* **SHORT PROBLEM**
Your task is to transcribe the records exactly, skipping every image.

-- START OF ENTRIES --

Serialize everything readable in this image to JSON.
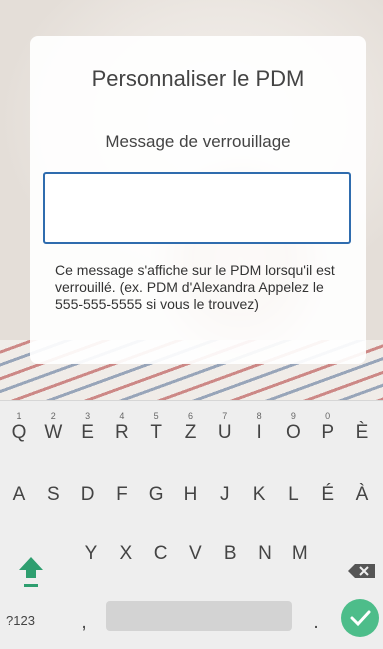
{
  "card": {
    "title": "Personnaliser le PDM",
    "field_label": "Message de verrouillage",
    "input_value": "",
    "help_text": "Ce message s'affiche sur le PDM lorsqu'il est verrouillé. (ex. PDM d'Alexandra Appelez le 555-555-5555 si vous le trouvez)"
  },
  "keyboard": {
    "row1": [
      {
        "key": "Q",
        "hint": "1"
      },
      {
        "key": "W",
        "hint": "2"
      },
      {
        "key": "E",
        "hint": "3"
      },
      {
        "key": "R",
        "hint": "4"
      },
      {
        "key": "T",
        "hint": "5"
      },
      {
        "key": "Z",
        "hint": "6"
      },
      {
        "key": "U",
        "hint": "7"
      },
      {
        "key": "I",
        "hint": "8"
      },
      {
        "key": "O",
        "hint": "9"
      },
      {
        "key": "P",
        "hint": "0"
      },
      {
        "key": "È",
        "hint": ""
      }
    ],
    "row2": [
      "A",
      "S",
      "D",
      "F",
      "G",
      "H",
      "J",
      "K",
      "L",
      "É",
      "À"
    ],
    "row3": [
      "Y",
      "X",
      "C",
      "V",
      "B",
      "N",
      "M"
    ],
    "symbols_label": "?123",
    "comma_label": ",",
    "period_label": ".",
    "accent_color": "#4dbd8a",
    "shift_color": "#2e9e6f"
  }
}
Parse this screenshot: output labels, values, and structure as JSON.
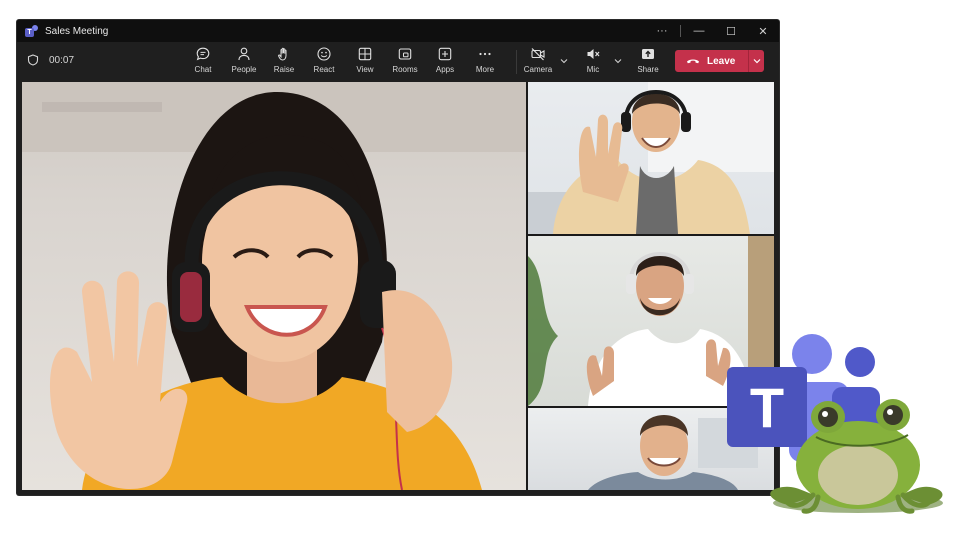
{
  "window": {
    "title": "Sales Meeting",
    "controls": [
      "···",
      "—",
      "☐",
      "✕"
    ]
  },
  "toolbar": {
    "timer": "00:07",
    "buttons": [
      {
        "label": "Chat",
        "icon": "chat-icon"
      },
      {
        "label": "People",
        "icon": "people-icon"
      },
      {
        "label": "Raise",
        "icon": "raise-hand-icon"
      },
      {
        "label": "React",
        "icon": "react-icon"
      },
      {
        "label": "View",
        "icon": "view-icon"
      },
      {
        "label": "Rooms",
        "icon": "rooms-icon"
      },
      {
        "label": "Apps",
        "icon": "apps-icon"
      },
      {
        "label": "More",
        "icon": "more-icon"
      },
      {
        "label": "Camera",
        "icon": "camera-off-icon"
      },
      {
        "label": "Mic",
        "icon": "mic-off-icon"
      },
      {
        "label": "Share",
        "icon": "share-icon"
      }
    ],
    "leave_label": "Leave"
  },
  "colors": {
    "leave": "#c4314b",
    "teams_purple": "#5b5fc7",
    "titlebar": "#0f0f0f",
    "toolbar": "#1f1f1f"
  },
  "participants": [
    {
      "tile": "main",
      "description_icon": "participant-video"
    },
    {
      "tile": "side-1",
      "description_icon": "participant-video"
    },
    {
      "tile": "side-2",
      "description_icon": "participant-video"
    },
    {
      "tile": "side-3",
      "description_icon": "participant-video"
    }
  ],
  "branding": {
    "logo_letter": "T"
  }
}
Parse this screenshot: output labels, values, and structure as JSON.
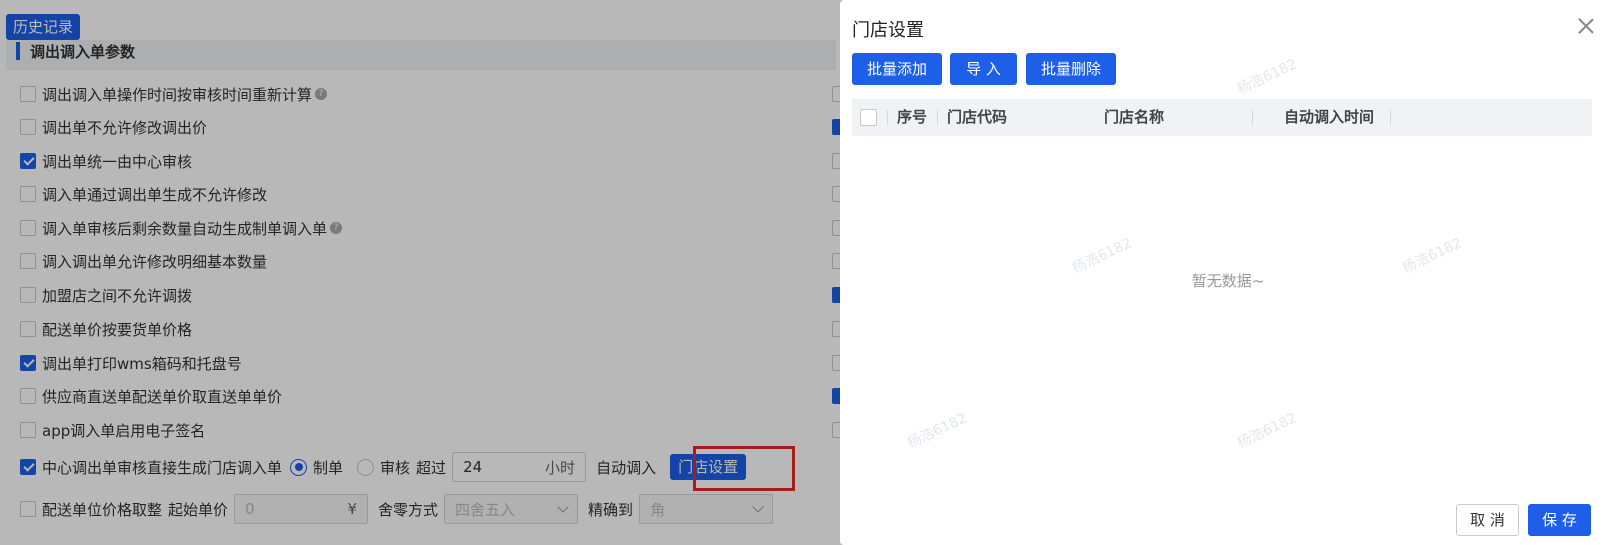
{
  "background": {
    "history_button": "历史记录",
    "section_title": "调出调入单参数",
    "options": [
      {
        "label": "调出调入单操作时间按审核时间重新计算",
        "checked": false,
        "help": true
      },
      {
        "label": "调出单不允许修改调出价",
        "checked": false,
        "help": false
      },
      {
        "label": "调出单统一由中心审核",
        "checked": true,
        "help": false
      },
      {
        "label": "调入单通过调出单生成不允许修改",
        "checked": false,
        "help": false
      },
      {
        "label": "调入单审核后剩余数量自动生成制单调入单",
        "checked": false,
        "help": true
      },
      {
        "label": "调入调出单允许修改明细基本数量",
        "checked": false,
        "help": false
      },
      {
        "label": "加盟店之间不允许调拨",
        "checked": false,
        "help": false
      },
      {
        "label": "配送单价按要货单价格",
        "checked": false,
        "help": false
      },
      {
        "label": "调出单打印wms箱码和托盘号",
        "checked": true,
        "help": false
      },
      {
        "label": "供应商直送单配送单价取直送单单价",
        "checked": false,
        "help": false
      },
      {
        "label": "app调入单启用电子签名",
        "checked": false,
        "help": false
      }
    ],
    "auto_row": {
      "label": "中心调出单审核直接生成门店调入单",
      "checked": true,
      "radio_draft": "制单",
      "radio_audit": "审核",
      "exceed_label": "超过",
      "hours_value": "24",
      "hours_suffix": "小时",
      "auto_in_label": "自动调入",
      "store_settings_button": "门店设置"
    },
    "price_row": {
      "label": "配送单位价格取整",
      "checked": false,
      "start_price_label": "起始单价",
      "start_price_value": "0",
      "currency": "¥",
      "rounding_label": "舍零方式",
      "rounding_value": "四舍五入",
      "precision_label": "精确到",
      "precision_value": "角"
    }
  },
  "modal": {
    "title": "门店设置",
    "toolbar": {
      "batch_add": "批量添加",
      "import": "导 入",
      "batch_delete": "批量删除"
    },
    "table": {
      "columns": [
        "序号",
        "门店代码",
        "门店名称",
        "自动调入时间"
      ],
      "rows": []
    },
    "empty_text": "暂无数据~",
    "watermark": "杨浩6182",
    "footer": {
      "cancel": "取 消",
      "save": "保 存"
    }
  },
  "colors": {
    "primary": "#1d5fe6",
    "highlight_frame": "#e52727"
  }
}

-- END OF ENTRIES --

* **SOLUTION TO THE PROBLEM**
Serialize everything readable in this image to JSON.
{
  "card": {
    "title": "Personnaliser le PDM",
    "field_label": "Message de verrouillage",
    "input_value": "",
    "help_text": "Ce message s'affiche sur le PDM lorsqu'il est verrouillé. (ex. PDM d'Alexandra Appelez le 555-555-5555 si vous le trouvez)"
  },
  "keyboard": {
    "row1": [
      {
        "key": "Q",
        "hint": "1"
      },
      {
        "key": "W",
        "hint": "2"
      },
      {
        "key": "E",
        "hint": "3"
      },
      {
        "key": "R",
        "hint": "4"
      },
      {
        "key": "T",
        "hint": "5"
      },
      {
        "key": "Z",
        "hint": "6"
      },
      {
        "key": "U",
        "hint": "7"
      },
      {
        "key": "I",
        "hint": "8"
      },
      {
        "key": "O",
        "hint": "9"
      },
      {
        "key": "P",
        "hint": "0"
      },
      {
        "key": "È",
        "hint": ""
      }
    ],
    "row2": [
      "A",
      "S",
      "D",
      "F",
      "G",
      "H",
      "J",
      "K",
      "L",
      "É",
      "À"
    ],
    "row3": [
      "Y",
      "X",
      "C",
      "V",
      "B",
      "N",
      "M"
    ],
    "symbols_label": "?123",
    "comma_label": ",",
    "period_label": ".",
    "accent_color": "#4dbd8a",
    "shift_color": "#2e9e6f"
  }
}
Parse this screenshot: output labels, values, and structure as JSON.
{
  "window": {
    "title": "Sales Meeting",
    "controls": [
      "···",
      "—",
      "☐",
      "✕"
    ]
  },
  "toolbar": {
    "timer": "00:07",
    "buttons": [
      {
        "label": "Chat",
        "icon": "chat-icon"
      },
      {
        "label": "People",
        "icon": "people-icon"
      },
      {
        "label": "Raise",
        "icon": "raise-hand-icon"
      },
      {
        "label": "React",
        "icon": "react-icon"
      },
      {
        "label": "View",
        "icon": "view-icon"
      },
      {
        "label": "Rooms",
        "icon": "rooms-icon"
      },
      {
        "label": "Apps",
        "icon": "apps-icon"
      },
      {
        "label": "More",
        "icon": "more-icon"
      },
      {
        "label": "Camera",
        "icon": "camera-off-icon"
      },
      {
        "label": "Mic",
        "icon": "mic-off-icon"
      },
      {
        "label": "Share",
        "icon": "share-icon"
      }
    ],
    "leave_label": "Leave"
  },
  "colors": {
    "leave": "#c4314b",
    "teams_purple": "#5b5fc7",
    "titlebar": "#0f0f0f",
    "toolbar": "#1f1f1f"
  },
  "participants": [
    {
      "tile": "main",
      "description_icon": "participant-video"
    },
    {
      "tile": "side-1",
      "description_icon": "participant-video"
    },
    {
      "tile": "side-2",
      "description_icon": "participant-video"
    },
    {
      "tile": "side-3",
      "description_icon": "participant-video"
    }
  ],
  "branding": {
    "logo_letter": "T"
  }
}
Parse this screenshot: output labels, values, and structure as JSON.
{
  "background": {
    "history_button": "历史记录",
    "section_title": "调出调入单参数",
    "options": [
      {
        "label": "调出调入单操作时间按审核时间重新计算",
        "checked": false,
        "help": true
      },
      {
        "label": "调出单不允许修改调出价",
        "checked": false,
        "help": false
      },
      {
        "label": "调出单统一由中心审核",
        "checked": true,
        "help": false
      },
      {
        "label": "调入单通过调出单生成不允许修改",
        "checked": false,
        "help": false
      },
      {
        "label": "调入单审核后剩余数量自动生成制单调入单",
        "checked": false,
        "help": true
      },
      {
        "label": "调入调出单允许修改明细基本数量",
        "checked": false,
        "help": false
      },
      {
        "label": "加盟店之间不允许调拨",
        "checked": false,
        "help": false
      },
      {
        "label": "配送单价按要货单价格",
        "checked": false,
        "help": false
      },
      {
        "label": "调出单打印wms箱码和托盘号",
        "checked": true,
        "help": false
      },
      {
        "label": "供应商直送单配送单价取直送单单价",
        "checked": false,
        "help": false
      },
      {
        "label": "app调入单启用电子签名",
        "checked": false,
        "help": false
      }
    ],
    "auto_row": {
      "label": "中心调出单审核直接生成门店调入单",
      "checked": true,
      "radio_draft": "制单",
      "radio_audit": "审核",
      "exceed_label": "超过",
      "hours_value": "24",
      "hours_suffix": "小时",
      "auto_in_label": "自动调入",
      "store_settings_button": "门店设置"
    },
    "price_row": {
      "label": "配送单位价格取整",
      "checked": false,
      "start_price_label": "起始单价",
      "start_price_value": "0",
      "currency": "¥",
      "rounding_label": "舍零方式",
      "rounding_value": "四舍五入",
      "precision_label": "精确到",
      "precision_value": "角"
    }
  },
  "modal": {
    "title": "门店设置",
    "toolbar": {
      "batch_add": "批量添加",
      "import": "导 入",
      "batch_delete": "批量删除"
    },
    "table": {
      "columns": [
        "序号",
        "门店代码",
        "门店名称",
        "自动调入时间"
      ],
      "rows": []
    },
    "empty_text": "暂无数据~",
    "watermark": "杨浩6182",
    "footer": {
      "cancel": "取 消",
      "save": "保 存"
    }
  },
  "colors": {
    "primary": "#1d5fe6",
    "highlight_frame": "#e52727"
  }
}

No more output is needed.